• _Goal_: In how many lines does the string "труда" appear? Answer with the number only.

══ Provided information

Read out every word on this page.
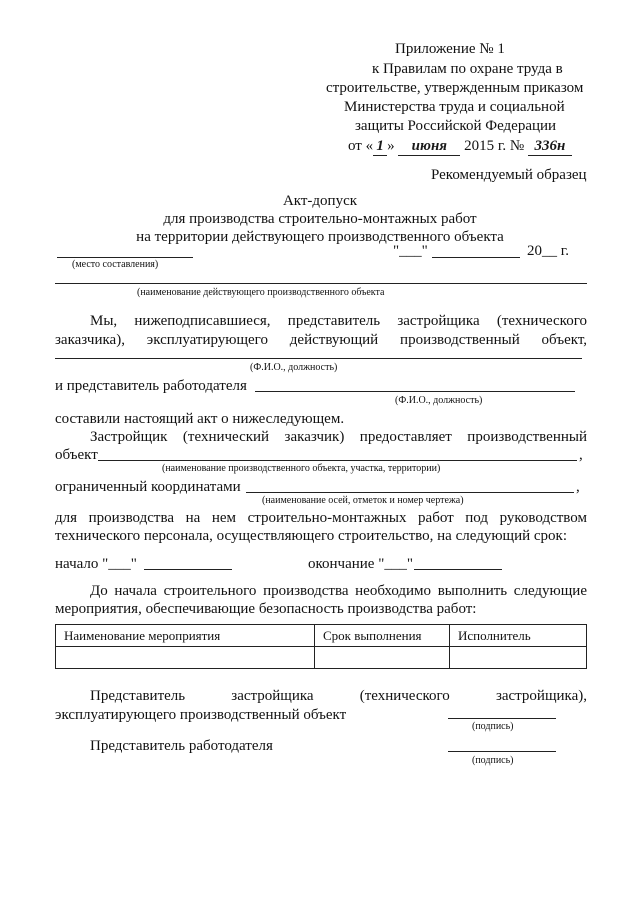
Приложение № 1
к Правилам по охране труда в
строительстве, утвержденным приказом
Министерства труда и социальной
защиты Российской Федерации
от « 1 » июня 2015 г. № 336н
Рекомендуемый образец
Акт-допуск
для производства строительно-монтажных работ
на территории действующего производственного объекта
"___"	20__ г.
(место составления)
(наименование действующего производственного объекта
Мы, нижеподписавшиеся, представитель застройщика (технического
заказчика), эксплуатирующего действующий производственный объект,
(Ф.И.О., должность)
и представитель работодателя
(Ф.И.О., должность)
составили настоящий акт о нижеследующем.
Застройщик (технический заказчик) предоставляет производственный
объект	,
(наименование производственного объекта, участка, территории)
ограниченный координатами	,
(наименование осей, отметок и номер чертежа)
для производства на нем строительно-монтажных работ под руководством
технического персонала, осуществляющего строительство, на следующий срок:
начало "___"	окончание "___"
До начала строительного производства необходимо выполнить следующие
мероприятия, обеспечивающие безопасность производства работ:
Наименование мероприятия	Срок выполнения	Исполнитель

Представитель застройщика (технического застройщика),
эксплуатирующего производственный объект
(подпись)
Представитель работодателя
(подпись)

════

• _Result of the exercise_: 2